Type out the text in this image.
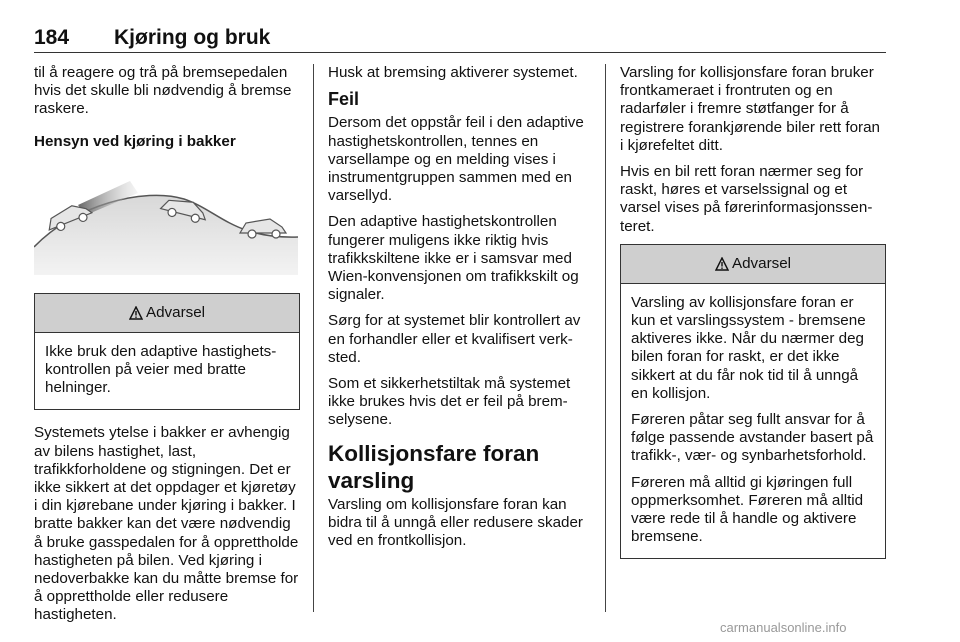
184 Kjøring og bruk

til å reagere og trå på bremsepedalen hvis det skulle bli nødvendig å bremse raskere.

Hensyn ved kjøring i bakker
Advarsel

Ikke bruk den adaptive hastighetskontrollen på veier med bratte helninger.

Systemets ytelse i bakker er avhengig av bilens hastighet, last, trafikkforholdene og stigningen. Det er ikke sikkert at det oppdager et kjøretøy i din kjørebane under kjøring i bakker. I bratte bakker kan det være nødvendig å bruke gasspedalen for å opprettholde hastigheten på bilen. Ved kjøring i nedoverbakke kan du måtte bremse for å opprettholde eller redusere hastigheten.

Husk at bremsing aktiverer systemet.

Feil

Dersom det oppstår feil i den adaptive hastighetskontrollen, tennes en varsellampe og en melding vises i instrumentgruppen sammen med en varsellyd.

Den adaptive hastighetskontrollen fungerer muligens ikke riktig hvis trafikkskiltene ikke er i samsvar med Wien-konvensjonen om trafikkskilt og signaler.

Sørg for at systemet blir kontrollert av en forhandler eller et kvalifisert verksted.

Som et sikkerhetstiltak må systemet ikke brukes hvis det er feil på bremselysene.

Kollisjonsfare foran varsling

Varsling om kollisjonsfare foran kan bidra til å unngå eller redusere skader ved en frontkollisjon.

Varsling for kollisjonsfare foran bruker frontkameraet i frontruten og en radarføler i fremre støtfanger for å registrere forankjørende biler rett foran i kjørefeltet ditt.

Hvis en bil rett foran nærmer seg for raskt, høres et varselssignal og et varsel vises på førerinformasjonssenteret.

Advarsel

Varsling av kollisjonsfare foran er kun et varslingssystem - bremsene aktiveres ikke. Når du nærmer deg bilen foran for raskt, er det ikke sikkert at du får nok tid til å unngå en kollisjon.

Føreren påtar seg fullt ansvar for å følge passende avstander basert på trafikk-, vær- og synbarhetsforhold.

Føreren må alltid gi kjøringen full oppmerksomhet. Føreren må alltid være rede til å handle og aktivere bremsene.

carmanualsonline.info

########

THE EXERCISE. Transcribe every entry word for word, but skip the pictures.

WRITTEN SOLUTION.
Type out the text in this image.
184 Kjøring og bruk

til å reagere og trå på bremsepedalen hvis det skulle bli nødvendig å bremse raskere.

Hensyn ved kjøring i bakker
Advarsel

Ikke bruk den adaptive hastighetskontrollen på veier med bratte helninger.

Systemets ytelse i bakker er avhengig av bilens hastighet, last, trafikkforholdene og stigningen. Det er ikke sikkert at det oppdager et kjøretøy i din kjørebane under kjøring i bakker. I bratte bakker kan det være nødvendig å bruke gasspedalen for å opprettholde hastigheten på bilen. Ved kjøring i nedoverbakke kan du måtte bremse for å opprettholde eller redusere hastigheten.

Husk at bremsing aktiverer systemet.

Feil

Dersom det oppstår feil i den adaptive hastighetskontrollen, tennes en varsellampe og en melding vises i instrumentgruppen sammen med en varsellyd.

Den adaptive hastighetskontrollen fungerer muligens ikke riktig hvis trafikkskiltene ikke er i samsvar med Wien-konvensjonen om trafikkskilt og signaler.

Sørg for at systemet blir kontrollert av en forhandler eller et kvalifisert verksted.

Som et sikkerhetstiltak må systemet ikke brukes hvis det er feil på bremselysene.

Kollisjonsfare foran varsling

Varsling om kollisjonsfare foran kan bidra til å unngå eller redusere skader ved en frontkollisjon.

Varsling for kollisjonsfare foran bruker frontkameraet i frontruten og en radarføler i fremre støtfanger for å registrere forankjørende biler rett foran i kjørefeltet ditt.

Hvis en bil rett foran nærmer seg for raskt, høres et varselssignal og et varsel vises på førerinformasjonssenteret.

Advarsel

Varsling av kollisjonsfare foran er kun et varslingssystem - bremsene aktiveres ikke. Når du nærmer deg bilen foran for raskt, er det ikke sikkert at du får nok tid til å unngå en kollisjon.

Føreren påtar seg fullt ansvar for å følge passende avstander basert på trafikk-, vær- og synbarhetsforhold.

Føreren må alltid gi kjøringen full oppmerksomhet. Føreren må alltid være rede til å handle og aktivere bremsene.

carmanualsonline.info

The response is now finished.